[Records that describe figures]
══════════

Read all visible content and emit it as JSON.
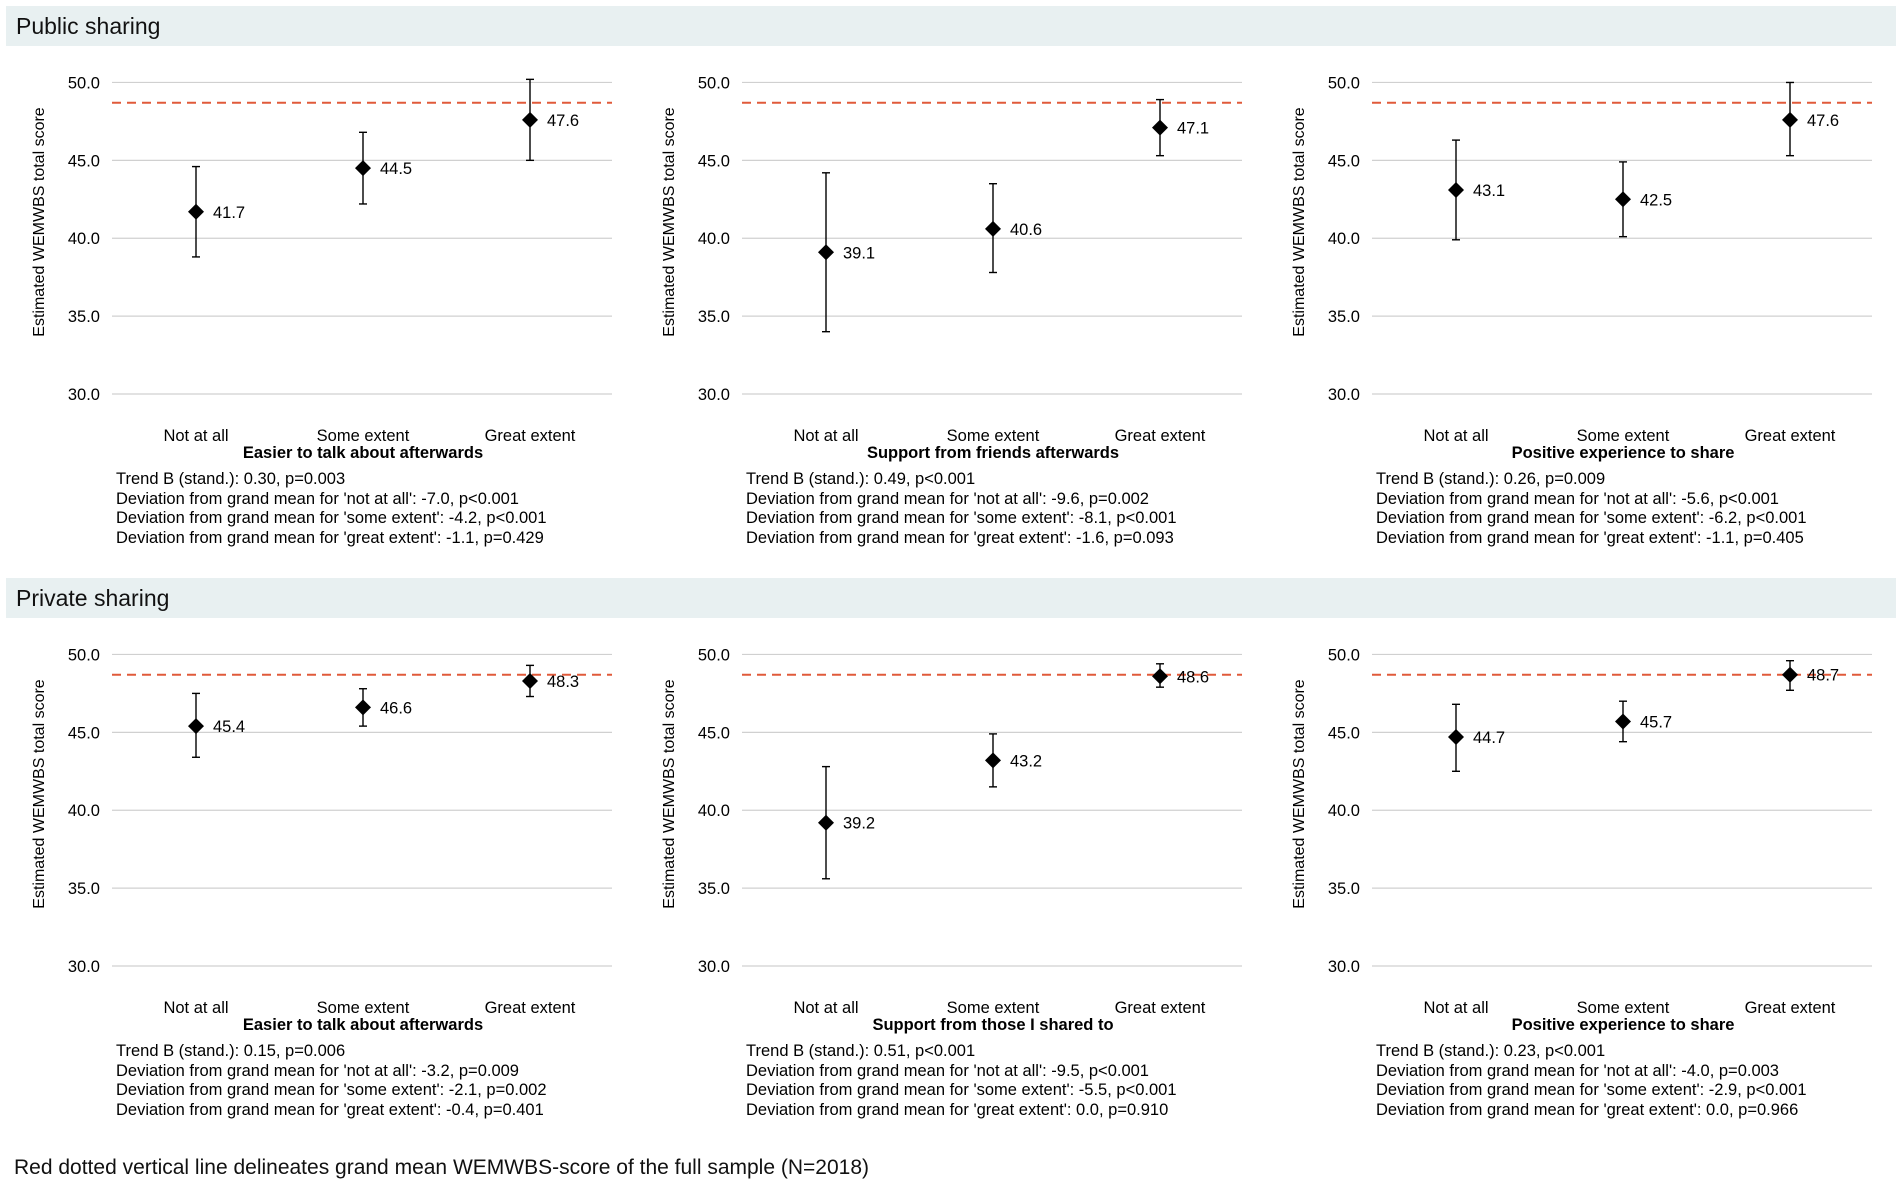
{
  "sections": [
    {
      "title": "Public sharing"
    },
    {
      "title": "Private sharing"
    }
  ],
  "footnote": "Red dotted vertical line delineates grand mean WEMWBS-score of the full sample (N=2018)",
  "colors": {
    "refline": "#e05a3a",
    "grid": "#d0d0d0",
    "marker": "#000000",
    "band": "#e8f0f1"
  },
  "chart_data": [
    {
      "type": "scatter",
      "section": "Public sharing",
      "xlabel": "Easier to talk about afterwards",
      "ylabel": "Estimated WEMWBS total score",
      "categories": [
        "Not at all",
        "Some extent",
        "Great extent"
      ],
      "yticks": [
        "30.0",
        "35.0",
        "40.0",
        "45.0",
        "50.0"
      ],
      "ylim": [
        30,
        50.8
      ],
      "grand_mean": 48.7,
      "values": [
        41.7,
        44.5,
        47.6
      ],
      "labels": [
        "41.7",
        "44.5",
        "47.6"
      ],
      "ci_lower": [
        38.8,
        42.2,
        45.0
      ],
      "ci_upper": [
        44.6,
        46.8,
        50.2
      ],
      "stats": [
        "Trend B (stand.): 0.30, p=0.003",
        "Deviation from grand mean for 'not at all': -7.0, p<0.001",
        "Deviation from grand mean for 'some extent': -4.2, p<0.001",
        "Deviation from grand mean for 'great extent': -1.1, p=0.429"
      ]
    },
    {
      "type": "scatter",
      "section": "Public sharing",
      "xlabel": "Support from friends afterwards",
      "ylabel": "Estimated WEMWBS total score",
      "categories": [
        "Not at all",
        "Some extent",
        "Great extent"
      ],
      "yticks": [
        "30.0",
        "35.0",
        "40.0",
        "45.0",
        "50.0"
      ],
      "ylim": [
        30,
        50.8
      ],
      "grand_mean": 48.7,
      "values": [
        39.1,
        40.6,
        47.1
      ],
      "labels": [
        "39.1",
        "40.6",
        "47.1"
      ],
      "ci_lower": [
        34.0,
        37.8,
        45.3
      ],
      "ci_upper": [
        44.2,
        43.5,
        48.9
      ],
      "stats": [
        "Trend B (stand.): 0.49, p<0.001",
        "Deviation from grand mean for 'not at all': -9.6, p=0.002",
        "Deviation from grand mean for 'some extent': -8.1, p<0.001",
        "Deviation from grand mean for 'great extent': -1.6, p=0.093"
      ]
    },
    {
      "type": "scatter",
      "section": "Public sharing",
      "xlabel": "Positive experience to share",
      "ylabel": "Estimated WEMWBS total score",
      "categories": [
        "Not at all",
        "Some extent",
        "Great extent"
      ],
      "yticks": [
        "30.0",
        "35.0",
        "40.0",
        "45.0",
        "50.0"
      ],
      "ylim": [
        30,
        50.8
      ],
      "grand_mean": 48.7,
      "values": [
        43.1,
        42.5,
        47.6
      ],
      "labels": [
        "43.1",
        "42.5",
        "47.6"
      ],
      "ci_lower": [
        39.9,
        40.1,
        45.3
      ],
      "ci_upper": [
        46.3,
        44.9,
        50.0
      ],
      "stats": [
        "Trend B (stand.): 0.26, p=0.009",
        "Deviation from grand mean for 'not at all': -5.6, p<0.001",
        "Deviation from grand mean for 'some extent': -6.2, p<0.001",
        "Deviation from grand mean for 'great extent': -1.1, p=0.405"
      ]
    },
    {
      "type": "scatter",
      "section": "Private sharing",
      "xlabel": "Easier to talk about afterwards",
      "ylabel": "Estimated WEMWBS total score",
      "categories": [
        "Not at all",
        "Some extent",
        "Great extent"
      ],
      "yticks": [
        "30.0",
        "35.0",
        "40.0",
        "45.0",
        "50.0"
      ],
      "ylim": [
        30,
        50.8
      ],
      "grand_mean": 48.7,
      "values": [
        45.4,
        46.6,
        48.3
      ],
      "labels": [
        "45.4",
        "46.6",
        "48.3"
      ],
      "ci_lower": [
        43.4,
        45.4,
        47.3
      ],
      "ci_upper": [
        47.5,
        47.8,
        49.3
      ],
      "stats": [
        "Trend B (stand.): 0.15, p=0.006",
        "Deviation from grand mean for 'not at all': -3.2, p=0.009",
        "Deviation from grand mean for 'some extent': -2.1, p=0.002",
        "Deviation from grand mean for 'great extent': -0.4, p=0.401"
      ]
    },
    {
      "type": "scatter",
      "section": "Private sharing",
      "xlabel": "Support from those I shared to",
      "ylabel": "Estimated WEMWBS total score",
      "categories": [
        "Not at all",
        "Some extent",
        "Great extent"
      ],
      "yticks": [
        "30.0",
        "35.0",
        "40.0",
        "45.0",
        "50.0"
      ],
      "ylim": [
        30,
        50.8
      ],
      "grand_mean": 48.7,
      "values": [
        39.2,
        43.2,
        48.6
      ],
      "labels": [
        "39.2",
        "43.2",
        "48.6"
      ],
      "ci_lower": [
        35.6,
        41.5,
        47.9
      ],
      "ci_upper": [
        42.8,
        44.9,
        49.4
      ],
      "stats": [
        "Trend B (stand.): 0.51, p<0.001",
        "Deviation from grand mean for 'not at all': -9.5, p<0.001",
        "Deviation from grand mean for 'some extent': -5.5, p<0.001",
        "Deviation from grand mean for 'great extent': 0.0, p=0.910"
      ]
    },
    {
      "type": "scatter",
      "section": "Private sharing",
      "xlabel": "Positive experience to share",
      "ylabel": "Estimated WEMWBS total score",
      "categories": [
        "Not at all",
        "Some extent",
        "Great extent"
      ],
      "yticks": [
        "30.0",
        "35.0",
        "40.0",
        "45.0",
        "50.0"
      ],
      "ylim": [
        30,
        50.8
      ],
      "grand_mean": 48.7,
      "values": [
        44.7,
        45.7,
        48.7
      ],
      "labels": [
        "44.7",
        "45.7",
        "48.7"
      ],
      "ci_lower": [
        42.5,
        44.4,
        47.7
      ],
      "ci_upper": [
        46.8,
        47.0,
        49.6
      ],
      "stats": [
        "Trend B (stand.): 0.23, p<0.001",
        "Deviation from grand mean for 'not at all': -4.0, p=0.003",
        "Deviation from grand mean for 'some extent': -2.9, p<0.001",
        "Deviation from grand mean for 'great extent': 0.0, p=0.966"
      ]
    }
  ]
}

══════════

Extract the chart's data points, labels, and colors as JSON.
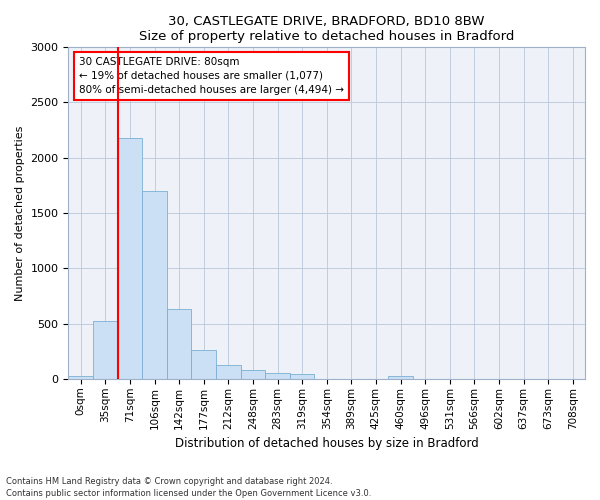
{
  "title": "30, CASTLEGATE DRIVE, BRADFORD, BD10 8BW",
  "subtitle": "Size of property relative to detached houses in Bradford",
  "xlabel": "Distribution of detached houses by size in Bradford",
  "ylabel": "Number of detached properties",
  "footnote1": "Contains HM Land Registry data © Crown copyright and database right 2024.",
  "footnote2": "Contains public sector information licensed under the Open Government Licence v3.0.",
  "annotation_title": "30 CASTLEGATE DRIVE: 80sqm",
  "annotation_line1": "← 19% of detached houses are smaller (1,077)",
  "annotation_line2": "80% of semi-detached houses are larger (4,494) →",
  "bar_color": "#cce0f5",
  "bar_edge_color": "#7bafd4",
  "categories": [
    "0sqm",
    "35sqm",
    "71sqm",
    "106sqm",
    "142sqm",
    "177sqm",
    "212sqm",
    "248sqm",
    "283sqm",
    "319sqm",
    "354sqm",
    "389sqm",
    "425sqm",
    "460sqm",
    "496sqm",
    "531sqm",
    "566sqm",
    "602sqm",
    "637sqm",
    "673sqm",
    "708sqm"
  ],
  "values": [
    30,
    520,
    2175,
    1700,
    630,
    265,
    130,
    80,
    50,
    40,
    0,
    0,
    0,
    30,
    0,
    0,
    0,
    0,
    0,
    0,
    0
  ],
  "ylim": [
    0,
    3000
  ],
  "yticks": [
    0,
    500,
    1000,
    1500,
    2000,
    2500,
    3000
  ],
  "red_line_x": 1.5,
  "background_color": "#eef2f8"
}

══════════

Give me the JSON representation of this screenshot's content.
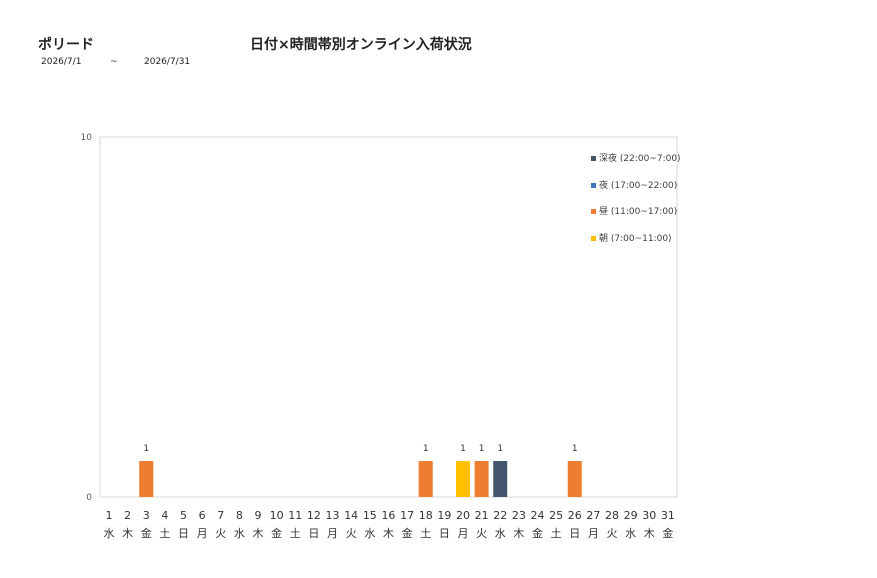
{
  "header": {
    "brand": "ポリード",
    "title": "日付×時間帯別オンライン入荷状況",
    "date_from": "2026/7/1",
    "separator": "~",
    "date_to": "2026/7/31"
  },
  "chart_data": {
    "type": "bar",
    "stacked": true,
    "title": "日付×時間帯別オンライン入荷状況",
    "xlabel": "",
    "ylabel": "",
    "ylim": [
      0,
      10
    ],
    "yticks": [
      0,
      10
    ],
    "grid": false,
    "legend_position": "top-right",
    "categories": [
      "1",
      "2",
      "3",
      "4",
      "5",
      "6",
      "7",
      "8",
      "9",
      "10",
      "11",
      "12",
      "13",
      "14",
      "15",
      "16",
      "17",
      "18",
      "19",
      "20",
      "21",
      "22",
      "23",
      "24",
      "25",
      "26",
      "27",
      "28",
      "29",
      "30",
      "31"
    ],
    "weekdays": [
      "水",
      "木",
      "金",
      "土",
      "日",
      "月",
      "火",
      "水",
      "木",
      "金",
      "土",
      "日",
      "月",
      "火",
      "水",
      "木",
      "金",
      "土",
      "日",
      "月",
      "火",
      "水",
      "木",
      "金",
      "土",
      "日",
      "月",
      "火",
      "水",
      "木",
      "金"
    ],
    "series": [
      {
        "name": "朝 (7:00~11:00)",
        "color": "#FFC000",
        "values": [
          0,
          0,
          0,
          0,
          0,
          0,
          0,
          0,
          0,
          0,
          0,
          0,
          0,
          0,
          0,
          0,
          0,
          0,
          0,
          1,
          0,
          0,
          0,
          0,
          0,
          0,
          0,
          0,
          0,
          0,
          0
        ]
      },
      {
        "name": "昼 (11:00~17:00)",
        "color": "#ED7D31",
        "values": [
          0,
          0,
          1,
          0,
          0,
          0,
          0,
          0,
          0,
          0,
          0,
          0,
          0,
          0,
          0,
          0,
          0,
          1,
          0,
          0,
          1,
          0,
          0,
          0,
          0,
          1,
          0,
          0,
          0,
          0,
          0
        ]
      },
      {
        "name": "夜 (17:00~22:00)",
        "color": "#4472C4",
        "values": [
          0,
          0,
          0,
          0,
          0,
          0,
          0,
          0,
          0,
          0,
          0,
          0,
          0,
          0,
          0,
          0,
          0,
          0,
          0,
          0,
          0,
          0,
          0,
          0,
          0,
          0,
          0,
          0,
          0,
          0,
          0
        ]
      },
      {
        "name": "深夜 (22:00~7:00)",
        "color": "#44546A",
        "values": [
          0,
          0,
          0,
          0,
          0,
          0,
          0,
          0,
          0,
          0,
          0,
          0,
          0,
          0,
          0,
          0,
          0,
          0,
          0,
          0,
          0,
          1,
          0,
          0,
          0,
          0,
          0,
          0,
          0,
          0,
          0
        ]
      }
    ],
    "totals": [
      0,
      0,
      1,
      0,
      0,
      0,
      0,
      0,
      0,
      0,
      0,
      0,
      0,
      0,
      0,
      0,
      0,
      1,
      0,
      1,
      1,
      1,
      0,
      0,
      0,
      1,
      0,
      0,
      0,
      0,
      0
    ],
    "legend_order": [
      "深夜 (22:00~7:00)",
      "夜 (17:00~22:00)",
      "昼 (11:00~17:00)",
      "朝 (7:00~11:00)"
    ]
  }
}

══════════

**DIRECTIONS**
Gather all lines of the records that include the word "DRIVE".

**REPLY TO THE EXERCISE**
  "title": "30, CASTLEGATE DRIVE, BRADFORD, BD10 8BW",
  "annotation_title": "30 CASTLEGATE DRIVE: 80sqm",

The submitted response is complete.